GIVEN PROBLEM: What follows is a listing; restate every line of it word for word.

RECORD SET:
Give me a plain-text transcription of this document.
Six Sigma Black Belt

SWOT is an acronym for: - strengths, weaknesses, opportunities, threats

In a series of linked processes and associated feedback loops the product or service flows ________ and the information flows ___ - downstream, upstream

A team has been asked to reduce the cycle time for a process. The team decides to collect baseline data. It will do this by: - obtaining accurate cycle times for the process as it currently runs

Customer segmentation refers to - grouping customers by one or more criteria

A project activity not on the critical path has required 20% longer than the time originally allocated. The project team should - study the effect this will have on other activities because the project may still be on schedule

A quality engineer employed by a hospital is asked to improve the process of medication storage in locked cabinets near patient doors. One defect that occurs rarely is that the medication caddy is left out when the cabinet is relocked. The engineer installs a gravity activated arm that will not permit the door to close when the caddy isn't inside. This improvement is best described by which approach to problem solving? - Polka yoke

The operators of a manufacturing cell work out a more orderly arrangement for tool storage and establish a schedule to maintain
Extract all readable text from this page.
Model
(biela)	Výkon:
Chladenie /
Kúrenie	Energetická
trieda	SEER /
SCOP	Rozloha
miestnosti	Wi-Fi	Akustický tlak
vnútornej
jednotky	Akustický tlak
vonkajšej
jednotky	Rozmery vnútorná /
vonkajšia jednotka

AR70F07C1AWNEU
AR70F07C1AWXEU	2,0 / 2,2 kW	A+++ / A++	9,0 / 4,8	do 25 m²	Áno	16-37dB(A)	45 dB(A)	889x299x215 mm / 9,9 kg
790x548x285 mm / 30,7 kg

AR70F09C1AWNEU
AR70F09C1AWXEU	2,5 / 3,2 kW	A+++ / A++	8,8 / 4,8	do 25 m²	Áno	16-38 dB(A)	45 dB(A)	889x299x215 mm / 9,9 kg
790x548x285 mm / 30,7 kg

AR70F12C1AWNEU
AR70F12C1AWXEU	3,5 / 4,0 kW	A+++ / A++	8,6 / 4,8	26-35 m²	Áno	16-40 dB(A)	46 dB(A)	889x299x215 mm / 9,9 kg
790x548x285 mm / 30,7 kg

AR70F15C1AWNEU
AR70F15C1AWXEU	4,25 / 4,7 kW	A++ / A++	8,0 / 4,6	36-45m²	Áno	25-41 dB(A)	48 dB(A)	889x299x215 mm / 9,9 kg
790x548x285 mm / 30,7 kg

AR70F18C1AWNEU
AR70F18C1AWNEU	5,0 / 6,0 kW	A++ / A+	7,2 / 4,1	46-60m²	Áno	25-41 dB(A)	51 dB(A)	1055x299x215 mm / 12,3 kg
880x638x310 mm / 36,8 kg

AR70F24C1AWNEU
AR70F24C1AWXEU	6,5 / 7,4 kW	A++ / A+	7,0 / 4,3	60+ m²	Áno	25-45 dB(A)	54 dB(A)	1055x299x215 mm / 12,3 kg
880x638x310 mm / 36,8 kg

WRITTEN RESPONSE:
Give me a plain-text transcription of this document.
Six Sigma Black Belt

SWOT is an acronym for: - strengths, weaknesses, opportunities, threats

In a series of linked processes and associated feedback loops the product or service flows ________ and the information flows ___ - downstream, upstream

A team has been asked to reduce the cycle time for a process. The team decides to collect baseline data. It will do this by: - obtaining accurate cycle times for the process as it currently runs

Customer segmentation refers to - grouping customers by one or more criteria

A project activity not on the critical path has required 20% longer than the time originally allocated. The project team should - study the effect this will have on other activities because the project may still be on schedule

A quality engineer employed by a hospital is asked to improve the process of medication storage in locked cabinets near patient doors. One defect that occurs rarely is that the medication caddy is left out when the cabinet is relocked. The engineer installs a gravity activated arm that will not permit the door to close when the caddy isn't inside. This improvement is best described by which approach to problem solving? - Polka yoke

The operators of a manufacturing cell work out a more orderly arrangement for tool storage and establish a schedule to maintain
Extract all readable text from this page.
Model
(biela)	Výkon:
Chladenie /
Kúrenie	Energetická
trieda	SEER /
SCOP	Rozloha
miestnosti	Wi-Fi	Akustický tlak
vnútornej
jednotky	Akustický tlak
vonkajšej
jednotky	Rozmery vnútorná /
vonkajšia jednotka

AR70F07C1AWNEU
AR70F07C1AWXEU	2,0 / 2,2 kW	A+++ / A++	9,0 / 4,8	do 25 m²	Áno	16-37dB(A)	45 dB(A)	889x299x215 mm / 9,9 kg
790x548x285 mm / 30,7 kg

AR70F09C1AWNEU
AR70F09C1AWXEU	2,5 / 3,2 kW	A+++ / A++	8,8 / 4,8	do 25 m²	Áno	16-38 dB(A)	45 dB(A)	889x299x215 mm / 9,9 kg
790x548x285 mm / 30,7 kg

AR70F12C1AWNEU
AR70F12C1AWXEU	3,5 / 4,0 kW	A+++ / A++	8,6 / 4,8	26-35 m²	Áno	16-40 dB(A)	46 dB(A)	889x299x215 mm / 9,9 kg
790x548x285 mm / 30,7 kg

AR70F15C1AWNEU
AR70F15C1AWXEU	4,25 / 4,7 kW	A++ / A++	8,0 / 4,6	36-45m²	Áno	25-41 dB(A)	48 dB(A)	889x299x215 mm / 9,9 kg
790x548x285 mm / 30,7 kg

AR70F18C1AWNEU
AR70F18C1AWNEU	5,0 / 6,0 kW	A++ / A+	7,2 / 4,1	46-60m²	Áno	25-41 dB(A)	51 dB(A)	1055x299x215 mm / 12,3 kg
880x638x310 mm / 36,8 kg

AR70F24C1AWNEU
AR70F24C1AWXEU	6,5 / 7,4 kW	A++ / A+	7,0 / 4,3	60+ m²	Áno	25-45 dB(A)	54 dB(A)	1055x299x215 mm / 12,3 kg
880x638x310 mm / 36,8 kg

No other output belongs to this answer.